▸ What the task requires:
Return the lines where the word "emphatique" occurs.

▸ Dataset records:
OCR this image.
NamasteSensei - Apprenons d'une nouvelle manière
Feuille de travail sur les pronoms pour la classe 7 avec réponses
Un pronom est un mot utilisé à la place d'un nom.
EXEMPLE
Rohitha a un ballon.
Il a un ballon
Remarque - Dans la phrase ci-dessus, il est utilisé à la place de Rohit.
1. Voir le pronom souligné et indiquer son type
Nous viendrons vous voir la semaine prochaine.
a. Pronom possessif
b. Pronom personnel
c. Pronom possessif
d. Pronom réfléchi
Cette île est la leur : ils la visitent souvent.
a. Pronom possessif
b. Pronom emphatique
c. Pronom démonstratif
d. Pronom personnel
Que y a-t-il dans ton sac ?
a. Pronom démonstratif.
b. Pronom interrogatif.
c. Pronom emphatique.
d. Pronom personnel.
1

...

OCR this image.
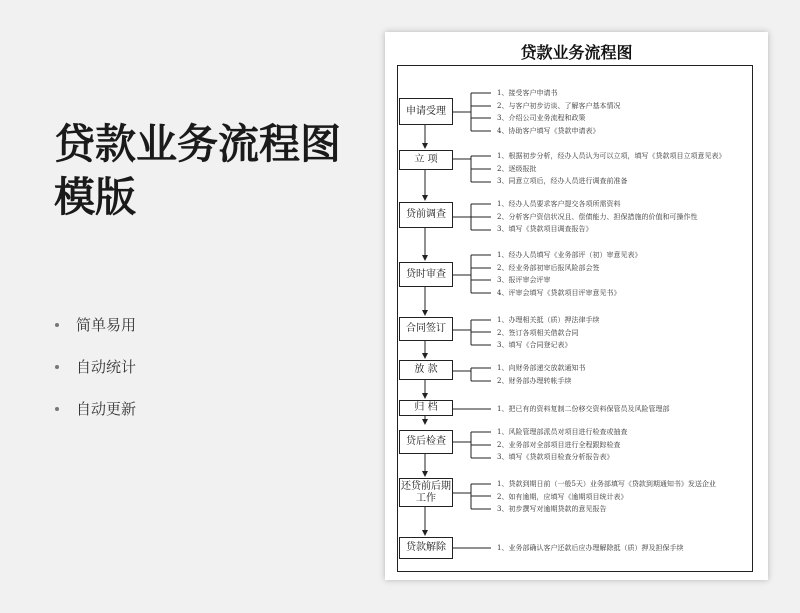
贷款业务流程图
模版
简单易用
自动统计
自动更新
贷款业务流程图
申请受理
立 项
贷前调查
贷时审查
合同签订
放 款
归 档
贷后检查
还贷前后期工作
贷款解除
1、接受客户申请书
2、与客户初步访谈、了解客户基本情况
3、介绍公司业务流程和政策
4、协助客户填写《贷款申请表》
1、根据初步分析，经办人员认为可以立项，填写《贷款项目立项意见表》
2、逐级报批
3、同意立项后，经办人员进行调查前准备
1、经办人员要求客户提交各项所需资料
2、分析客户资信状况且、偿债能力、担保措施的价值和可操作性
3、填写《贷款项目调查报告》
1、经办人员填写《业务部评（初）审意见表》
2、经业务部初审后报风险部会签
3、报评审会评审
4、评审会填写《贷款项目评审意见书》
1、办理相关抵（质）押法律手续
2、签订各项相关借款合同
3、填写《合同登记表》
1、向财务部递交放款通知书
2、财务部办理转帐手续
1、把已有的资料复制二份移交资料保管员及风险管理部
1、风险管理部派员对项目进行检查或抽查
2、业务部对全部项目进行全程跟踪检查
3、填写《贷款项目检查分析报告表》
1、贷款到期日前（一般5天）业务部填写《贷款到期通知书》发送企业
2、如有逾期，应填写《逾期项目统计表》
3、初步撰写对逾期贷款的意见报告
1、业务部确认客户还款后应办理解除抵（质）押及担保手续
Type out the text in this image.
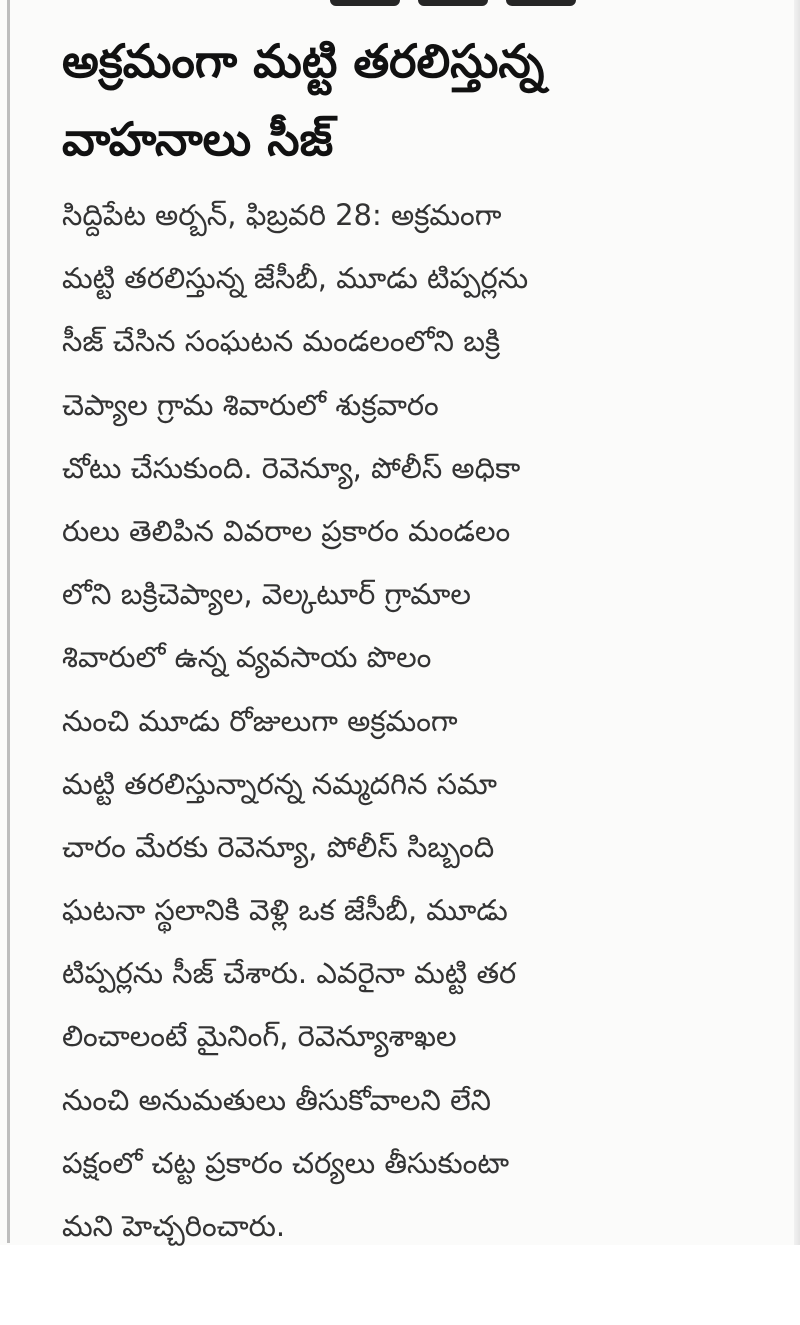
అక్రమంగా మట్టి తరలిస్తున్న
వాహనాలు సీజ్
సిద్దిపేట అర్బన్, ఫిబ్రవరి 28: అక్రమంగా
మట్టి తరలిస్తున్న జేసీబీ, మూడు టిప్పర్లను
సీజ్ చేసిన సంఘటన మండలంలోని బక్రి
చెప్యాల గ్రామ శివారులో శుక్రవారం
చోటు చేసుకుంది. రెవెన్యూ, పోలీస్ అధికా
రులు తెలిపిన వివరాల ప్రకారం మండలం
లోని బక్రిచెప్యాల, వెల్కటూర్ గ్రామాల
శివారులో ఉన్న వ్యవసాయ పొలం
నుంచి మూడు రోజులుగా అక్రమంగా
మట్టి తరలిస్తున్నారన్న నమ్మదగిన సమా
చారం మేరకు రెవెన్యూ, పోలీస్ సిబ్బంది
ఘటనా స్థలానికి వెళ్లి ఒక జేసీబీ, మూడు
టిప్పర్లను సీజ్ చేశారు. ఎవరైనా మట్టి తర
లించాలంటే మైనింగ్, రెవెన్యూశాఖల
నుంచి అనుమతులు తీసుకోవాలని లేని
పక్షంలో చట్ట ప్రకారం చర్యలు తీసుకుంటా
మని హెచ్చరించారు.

==

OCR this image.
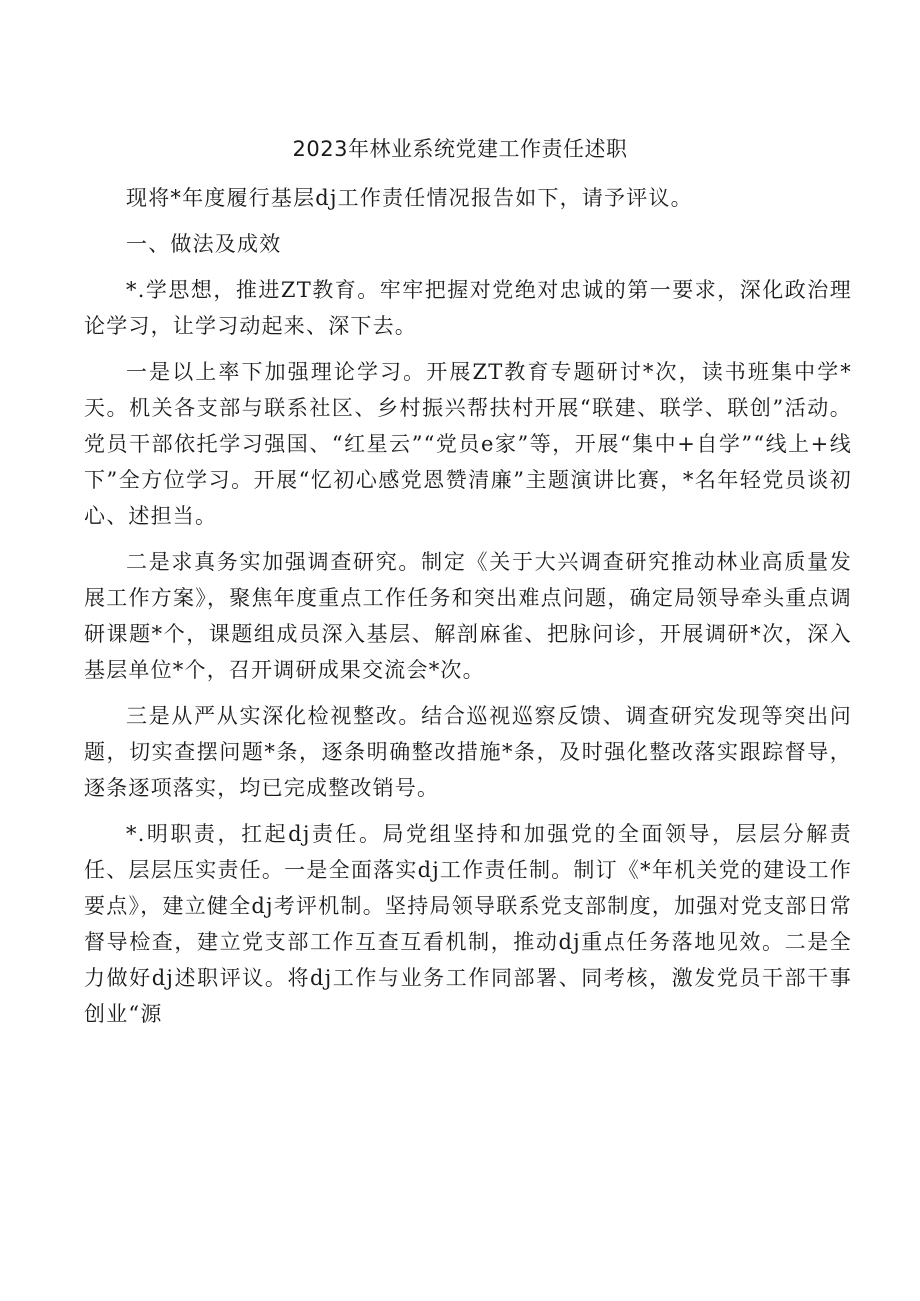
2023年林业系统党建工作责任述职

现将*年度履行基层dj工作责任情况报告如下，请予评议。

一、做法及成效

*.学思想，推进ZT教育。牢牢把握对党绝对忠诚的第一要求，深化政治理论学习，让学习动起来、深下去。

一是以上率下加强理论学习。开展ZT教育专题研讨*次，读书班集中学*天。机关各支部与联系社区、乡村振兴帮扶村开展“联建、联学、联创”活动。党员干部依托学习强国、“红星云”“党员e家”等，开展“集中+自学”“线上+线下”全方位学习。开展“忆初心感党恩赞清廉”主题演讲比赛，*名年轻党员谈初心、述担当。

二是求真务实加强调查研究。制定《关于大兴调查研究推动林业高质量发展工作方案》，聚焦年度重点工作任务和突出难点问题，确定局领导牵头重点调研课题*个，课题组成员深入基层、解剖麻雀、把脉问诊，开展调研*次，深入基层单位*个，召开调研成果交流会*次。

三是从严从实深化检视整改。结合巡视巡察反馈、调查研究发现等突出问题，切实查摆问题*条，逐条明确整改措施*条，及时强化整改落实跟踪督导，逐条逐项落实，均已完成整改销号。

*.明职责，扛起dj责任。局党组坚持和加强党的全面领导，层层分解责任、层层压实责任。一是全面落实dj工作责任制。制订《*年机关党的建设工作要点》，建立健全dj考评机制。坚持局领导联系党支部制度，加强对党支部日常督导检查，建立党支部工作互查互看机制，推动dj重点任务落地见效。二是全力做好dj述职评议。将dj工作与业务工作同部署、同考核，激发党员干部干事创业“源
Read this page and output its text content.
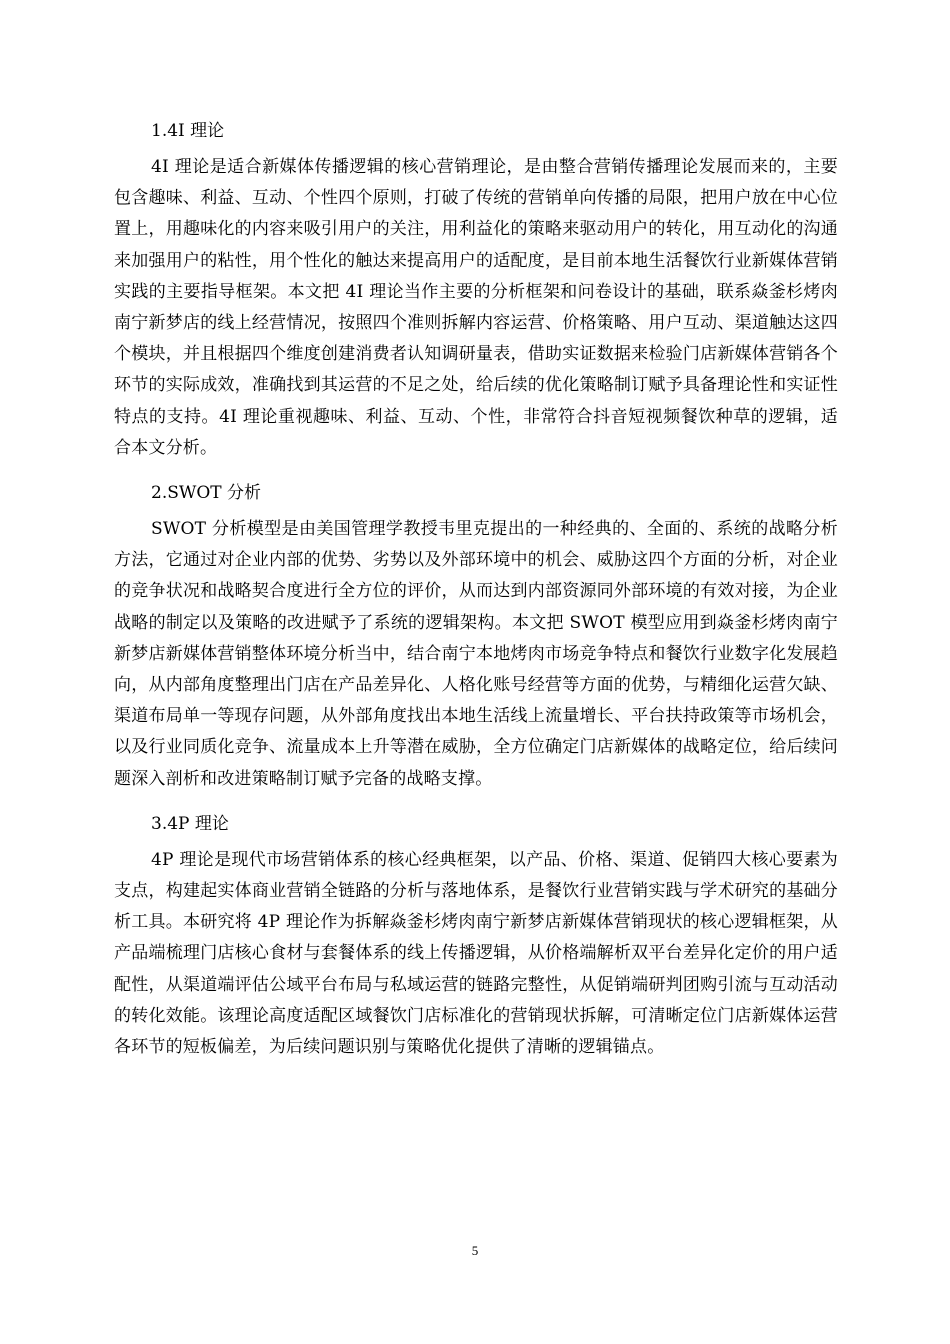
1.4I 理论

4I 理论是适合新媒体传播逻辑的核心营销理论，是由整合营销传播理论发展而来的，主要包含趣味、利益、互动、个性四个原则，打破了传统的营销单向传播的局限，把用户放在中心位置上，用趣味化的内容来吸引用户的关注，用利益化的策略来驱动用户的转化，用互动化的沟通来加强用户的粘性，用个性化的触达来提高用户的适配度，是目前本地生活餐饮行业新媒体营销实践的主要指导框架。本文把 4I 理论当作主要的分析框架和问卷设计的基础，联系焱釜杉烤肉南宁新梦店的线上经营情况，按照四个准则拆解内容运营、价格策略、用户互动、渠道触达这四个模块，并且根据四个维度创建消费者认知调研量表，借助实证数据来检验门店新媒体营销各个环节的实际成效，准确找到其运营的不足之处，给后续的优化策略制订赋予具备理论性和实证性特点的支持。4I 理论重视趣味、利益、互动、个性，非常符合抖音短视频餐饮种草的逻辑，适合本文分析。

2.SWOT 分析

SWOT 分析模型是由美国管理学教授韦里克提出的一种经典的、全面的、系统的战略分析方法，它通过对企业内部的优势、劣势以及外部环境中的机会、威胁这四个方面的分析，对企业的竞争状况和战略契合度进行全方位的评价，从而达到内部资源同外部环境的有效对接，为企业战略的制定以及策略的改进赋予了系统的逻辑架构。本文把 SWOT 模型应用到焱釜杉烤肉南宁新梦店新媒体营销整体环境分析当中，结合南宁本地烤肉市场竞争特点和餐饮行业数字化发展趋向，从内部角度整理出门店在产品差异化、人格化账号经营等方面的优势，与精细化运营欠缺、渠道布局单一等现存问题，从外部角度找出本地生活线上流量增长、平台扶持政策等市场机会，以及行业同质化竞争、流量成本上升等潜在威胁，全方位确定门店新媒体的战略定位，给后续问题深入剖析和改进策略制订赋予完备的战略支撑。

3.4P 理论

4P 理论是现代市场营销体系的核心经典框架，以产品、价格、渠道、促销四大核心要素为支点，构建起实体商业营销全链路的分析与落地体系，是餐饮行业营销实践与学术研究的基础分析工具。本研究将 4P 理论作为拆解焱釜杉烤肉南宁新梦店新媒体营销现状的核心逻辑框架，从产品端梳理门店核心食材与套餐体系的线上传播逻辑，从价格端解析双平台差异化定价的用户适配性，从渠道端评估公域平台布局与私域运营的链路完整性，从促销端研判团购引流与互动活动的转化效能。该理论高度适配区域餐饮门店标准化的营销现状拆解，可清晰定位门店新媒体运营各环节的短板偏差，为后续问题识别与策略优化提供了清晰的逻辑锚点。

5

▸ Full answer:
b. Pronom emphatique
c. Pronom emphatique.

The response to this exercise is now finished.